### Exercise details
Return each line of the records holding the string "للتشغيل".

### Data extract
####################

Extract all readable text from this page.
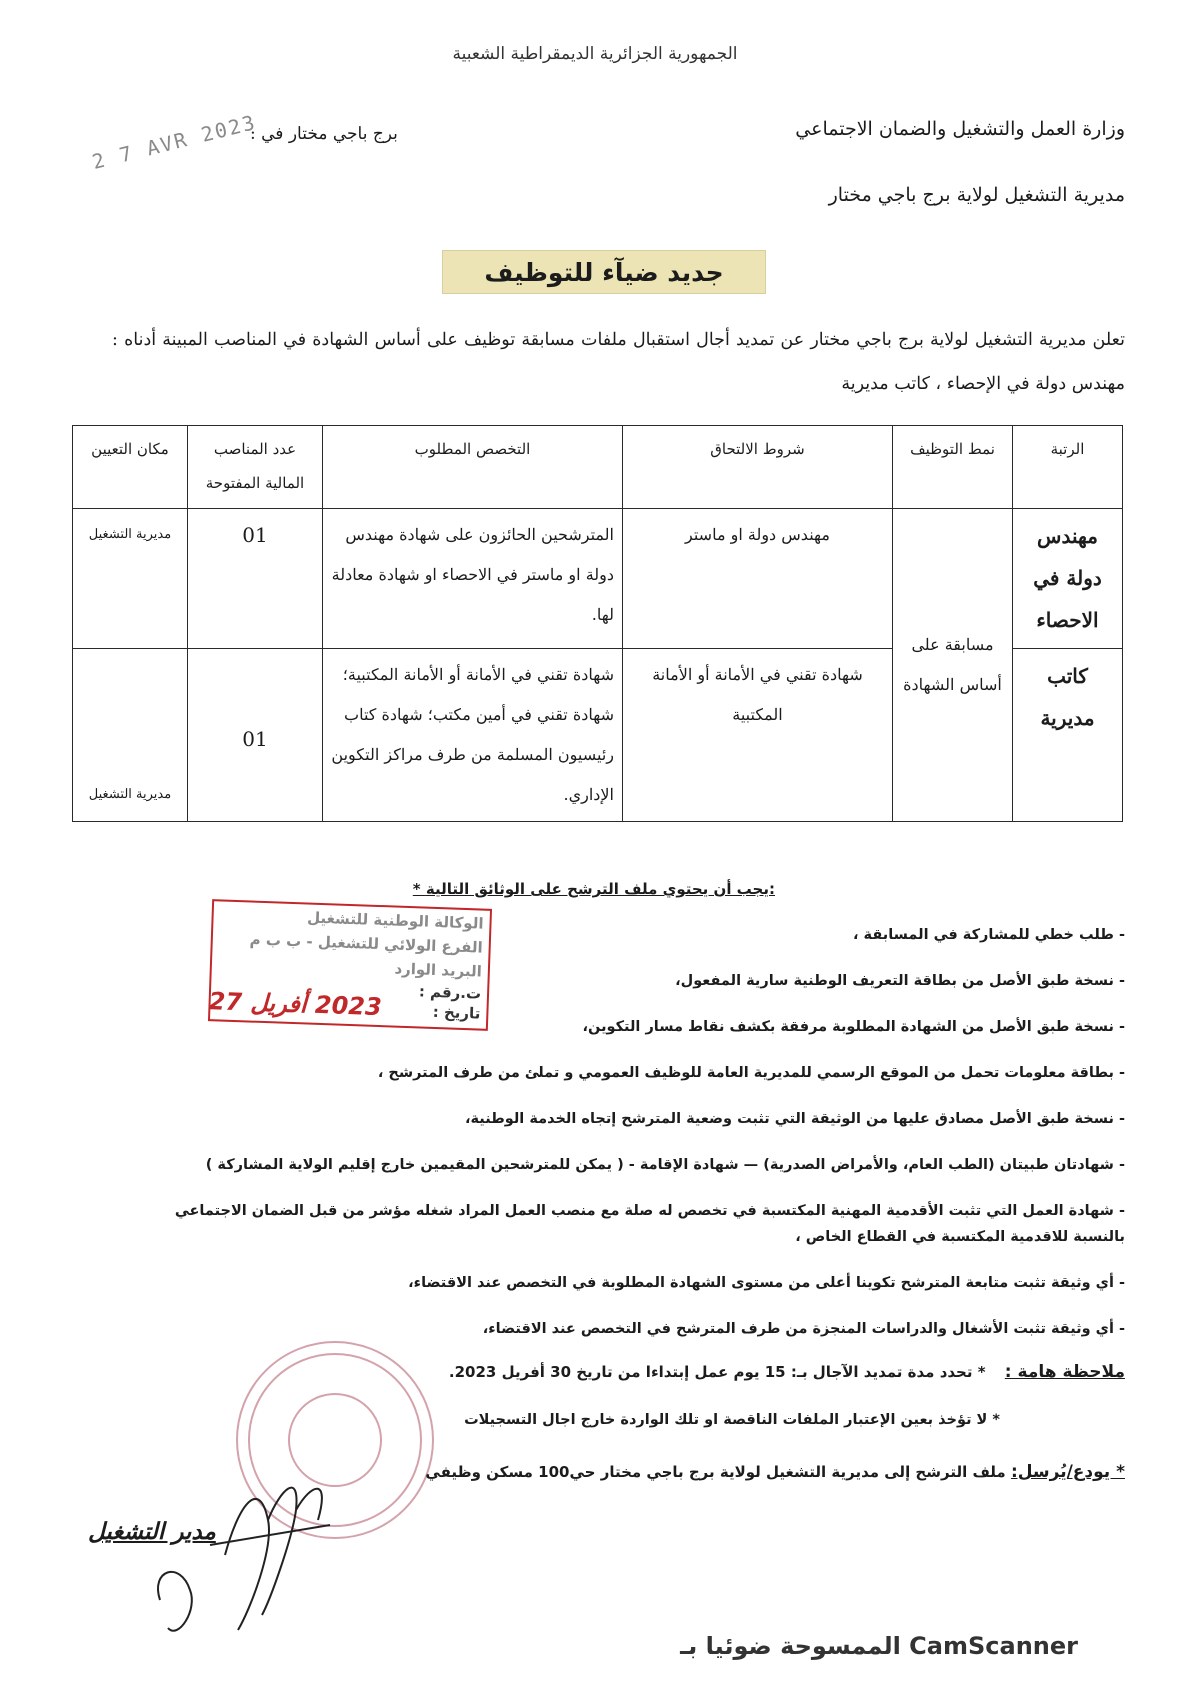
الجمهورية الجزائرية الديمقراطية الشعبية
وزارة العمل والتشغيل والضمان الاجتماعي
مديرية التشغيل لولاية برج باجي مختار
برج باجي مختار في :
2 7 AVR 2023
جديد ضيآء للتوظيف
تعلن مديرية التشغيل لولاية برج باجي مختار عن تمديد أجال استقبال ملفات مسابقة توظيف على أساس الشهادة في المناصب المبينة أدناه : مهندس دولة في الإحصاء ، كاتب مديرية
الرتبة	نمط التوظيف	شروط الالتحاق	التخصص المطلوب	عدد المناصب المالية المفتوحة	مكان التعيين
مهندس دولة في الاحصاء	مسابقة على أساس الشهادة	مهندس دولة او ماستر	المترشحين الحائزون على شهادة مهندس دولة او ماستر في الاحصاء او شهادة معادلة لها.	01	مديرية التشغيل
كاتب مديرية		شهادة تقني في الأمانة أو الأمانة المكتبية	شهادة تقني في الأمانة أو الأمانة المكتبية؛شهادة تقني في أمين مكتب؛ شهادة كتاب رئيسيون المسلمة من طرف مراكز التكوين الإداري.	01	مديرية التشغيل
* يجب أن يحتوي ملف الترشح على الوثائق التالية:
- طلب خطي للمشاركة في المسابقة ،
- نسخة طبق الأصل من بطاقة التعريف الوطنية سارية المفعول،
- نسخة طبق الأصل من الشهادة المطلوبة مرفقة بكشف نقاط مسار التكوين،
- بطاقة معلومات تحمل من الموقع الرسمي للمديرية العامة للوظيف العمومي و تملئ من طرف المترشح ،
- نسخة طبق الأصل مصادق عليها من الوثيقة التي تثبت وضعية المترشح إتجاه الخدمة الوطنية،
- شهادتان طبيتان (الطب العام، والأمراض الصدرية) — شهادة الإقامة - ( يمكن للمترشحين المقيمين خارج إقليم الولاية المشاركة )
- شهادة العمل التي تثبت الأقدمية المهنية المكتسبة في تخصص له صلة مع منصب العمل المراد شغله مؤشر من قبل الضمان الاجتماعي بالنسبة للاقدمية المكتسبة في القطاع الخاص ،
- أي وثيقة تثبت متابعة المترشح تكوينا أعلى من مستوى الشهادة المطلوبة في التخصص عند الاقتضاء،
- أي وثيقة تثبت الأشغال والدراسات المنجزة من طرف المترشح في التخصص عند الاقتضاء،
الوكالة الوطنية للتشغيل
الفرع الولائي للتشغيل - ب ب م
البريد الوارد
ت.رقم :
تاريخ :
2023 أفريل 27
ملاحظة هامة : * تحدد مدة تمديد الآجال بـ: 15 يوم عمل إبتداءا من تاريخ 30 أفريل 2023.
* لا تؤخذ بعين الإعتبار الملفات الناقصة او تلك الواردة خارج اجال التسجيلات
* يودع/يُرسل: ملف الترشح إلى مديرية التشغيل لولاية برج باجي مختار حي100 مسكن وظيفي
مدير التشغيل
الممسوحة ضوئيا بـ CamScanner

####################

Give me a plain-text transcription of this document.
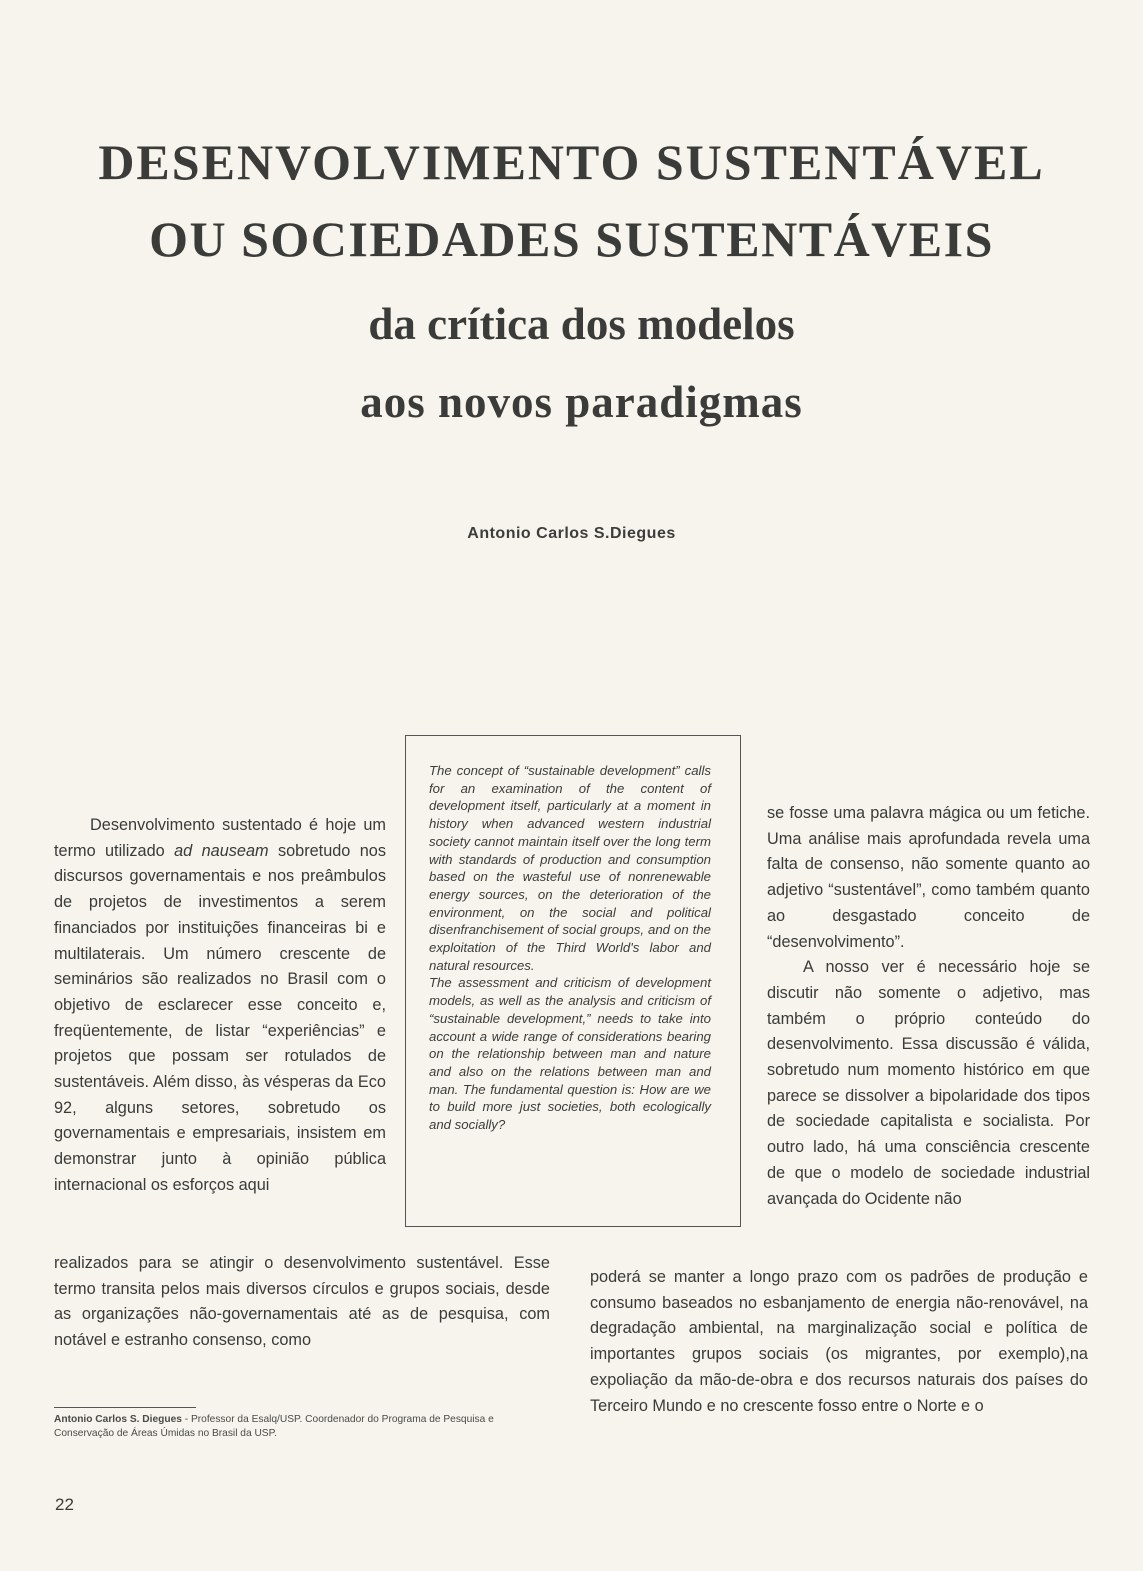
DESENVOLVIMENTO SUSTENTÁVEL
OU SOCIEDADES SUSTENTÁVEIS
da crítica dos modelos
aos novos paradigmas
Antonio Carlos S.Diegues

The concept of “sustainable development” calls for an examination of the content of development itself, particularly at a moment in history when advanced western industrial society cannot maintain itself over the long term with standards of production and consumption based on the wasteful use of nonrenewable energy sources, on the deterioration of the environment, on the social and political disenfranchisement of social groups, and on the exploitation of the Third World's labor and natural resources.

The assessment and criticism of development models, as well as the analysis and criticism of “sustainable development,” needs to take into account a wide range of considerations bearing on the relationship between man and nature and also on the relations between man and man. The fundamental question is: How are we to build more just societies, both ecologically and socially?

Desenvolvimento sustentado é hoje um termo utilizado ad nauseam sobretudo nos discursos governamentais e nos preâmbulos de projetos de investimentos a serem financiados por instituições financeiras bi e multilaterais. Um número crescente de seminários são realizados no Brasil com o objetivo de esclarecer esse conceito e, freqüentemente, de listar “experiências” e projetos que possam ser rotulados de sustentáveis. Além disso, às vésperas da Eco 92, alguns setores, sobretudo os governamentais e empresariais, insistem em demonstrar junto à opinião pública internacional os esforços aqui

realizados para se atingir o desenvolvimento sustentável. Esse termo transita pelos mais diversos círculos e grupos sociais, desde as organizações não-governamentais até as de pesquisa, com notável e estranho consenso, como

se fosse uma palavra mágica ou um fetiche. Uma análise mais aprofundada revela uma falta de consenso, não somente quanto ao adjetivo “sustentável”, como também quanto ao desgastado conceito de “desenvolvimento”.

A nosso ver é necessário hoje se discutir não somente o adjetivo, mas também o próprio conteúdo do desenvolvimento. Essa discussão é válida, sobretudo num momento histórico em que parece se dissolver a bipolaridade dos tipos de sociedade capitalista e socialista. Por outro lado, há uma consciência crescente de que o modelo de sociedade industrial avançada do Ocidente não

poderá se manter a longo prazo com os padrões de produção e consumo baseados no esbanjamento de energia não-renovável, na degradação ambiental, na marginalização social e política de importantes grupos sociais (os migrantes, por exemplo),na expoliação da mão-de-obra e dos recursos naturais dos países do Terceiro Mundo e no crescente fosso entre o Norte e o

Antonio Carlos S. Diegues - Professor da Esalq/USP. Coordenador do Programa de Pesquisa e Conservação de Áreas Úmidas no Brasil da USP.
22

####################

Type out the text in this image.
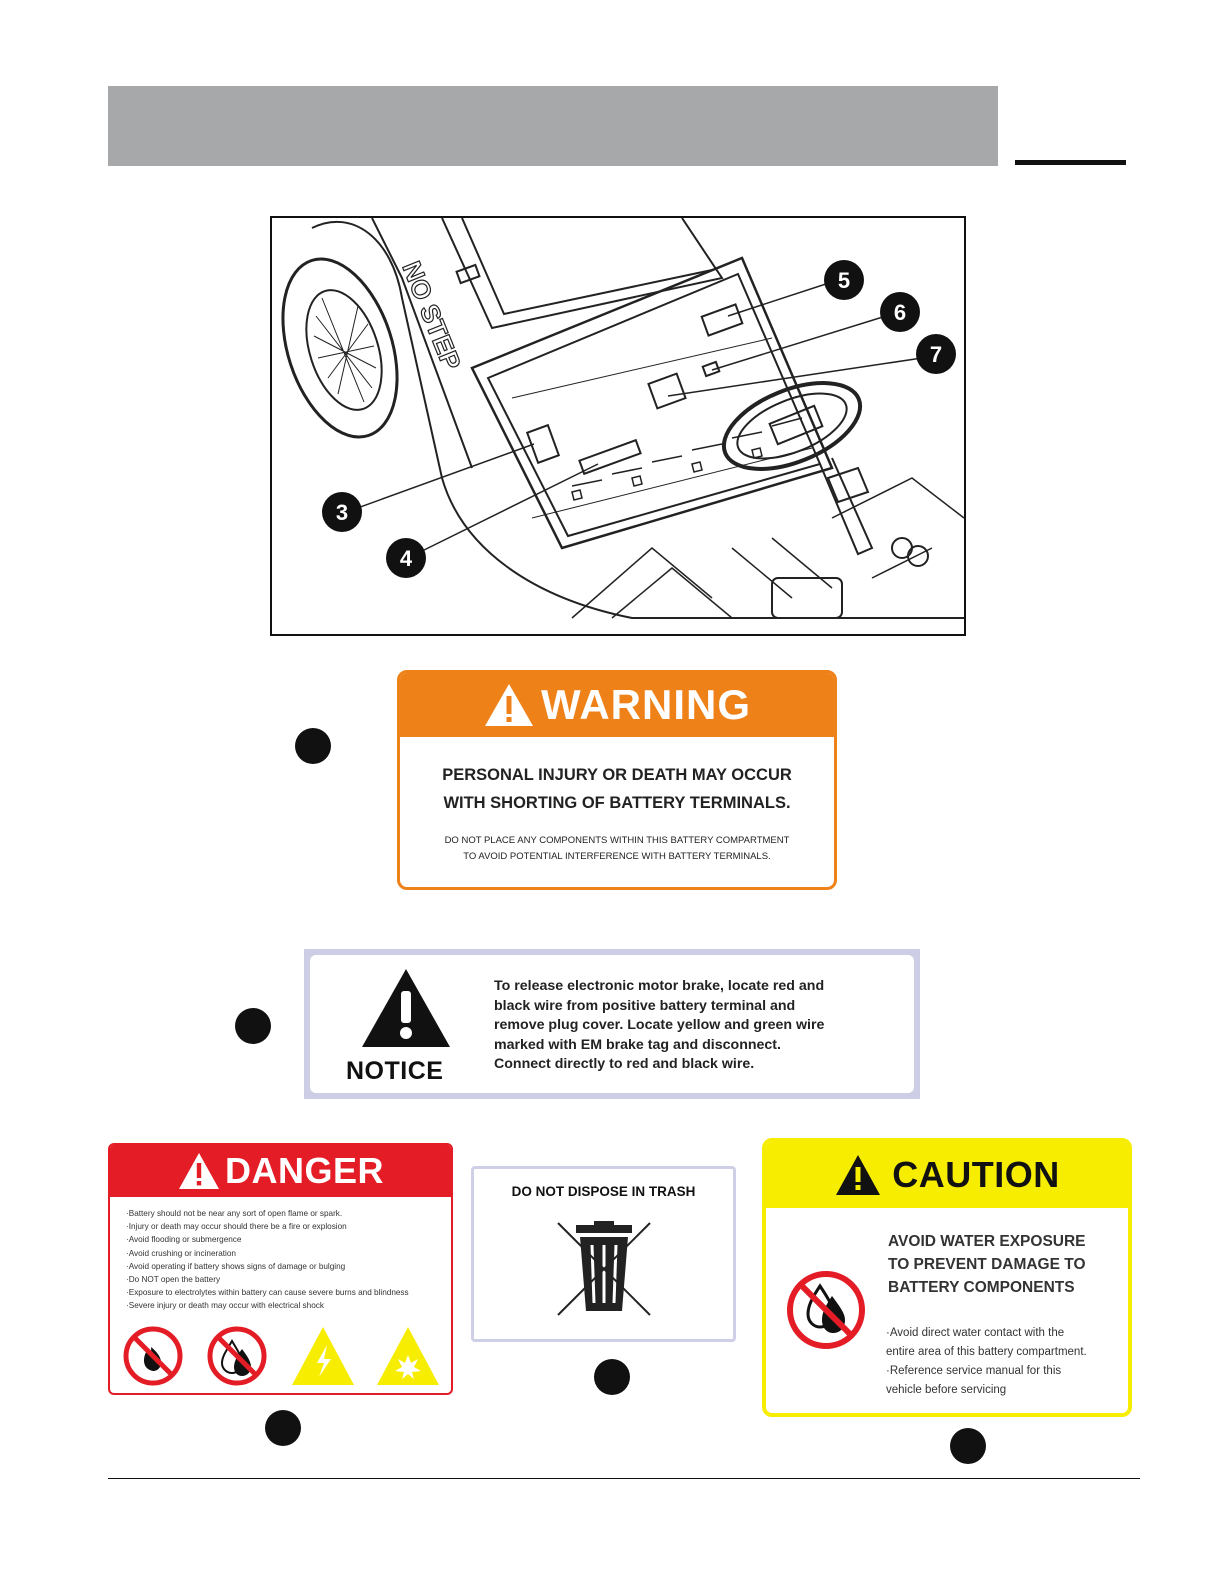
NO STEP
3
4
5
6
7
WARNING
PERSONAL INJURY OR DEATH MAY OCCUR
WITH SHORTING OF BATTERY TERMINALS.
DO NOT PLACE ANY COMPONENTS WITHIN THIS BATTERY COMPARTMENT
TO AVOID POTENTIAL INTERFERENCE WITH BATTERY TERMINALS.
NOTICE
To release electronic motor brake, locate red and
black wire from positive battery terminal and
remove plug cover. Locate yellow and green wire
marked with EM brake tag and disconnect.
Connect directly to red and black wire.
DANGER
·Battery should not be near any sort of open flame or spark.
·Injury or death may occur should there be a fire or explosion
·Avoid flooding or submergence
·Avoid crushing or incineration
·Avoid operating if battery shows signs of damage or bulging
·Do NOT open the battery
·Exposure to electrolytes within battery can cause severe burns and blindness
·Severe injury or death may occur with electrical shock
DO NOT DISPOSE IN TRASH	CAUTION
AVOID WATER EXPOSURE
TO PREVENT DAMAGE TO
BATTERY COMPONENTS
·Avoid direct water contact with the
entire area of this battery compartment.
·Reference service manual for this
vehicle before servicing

####################

### Right answer
الوكالة الوطنية للتشغيل
الفرع الولائي للتشغيل - ب ب م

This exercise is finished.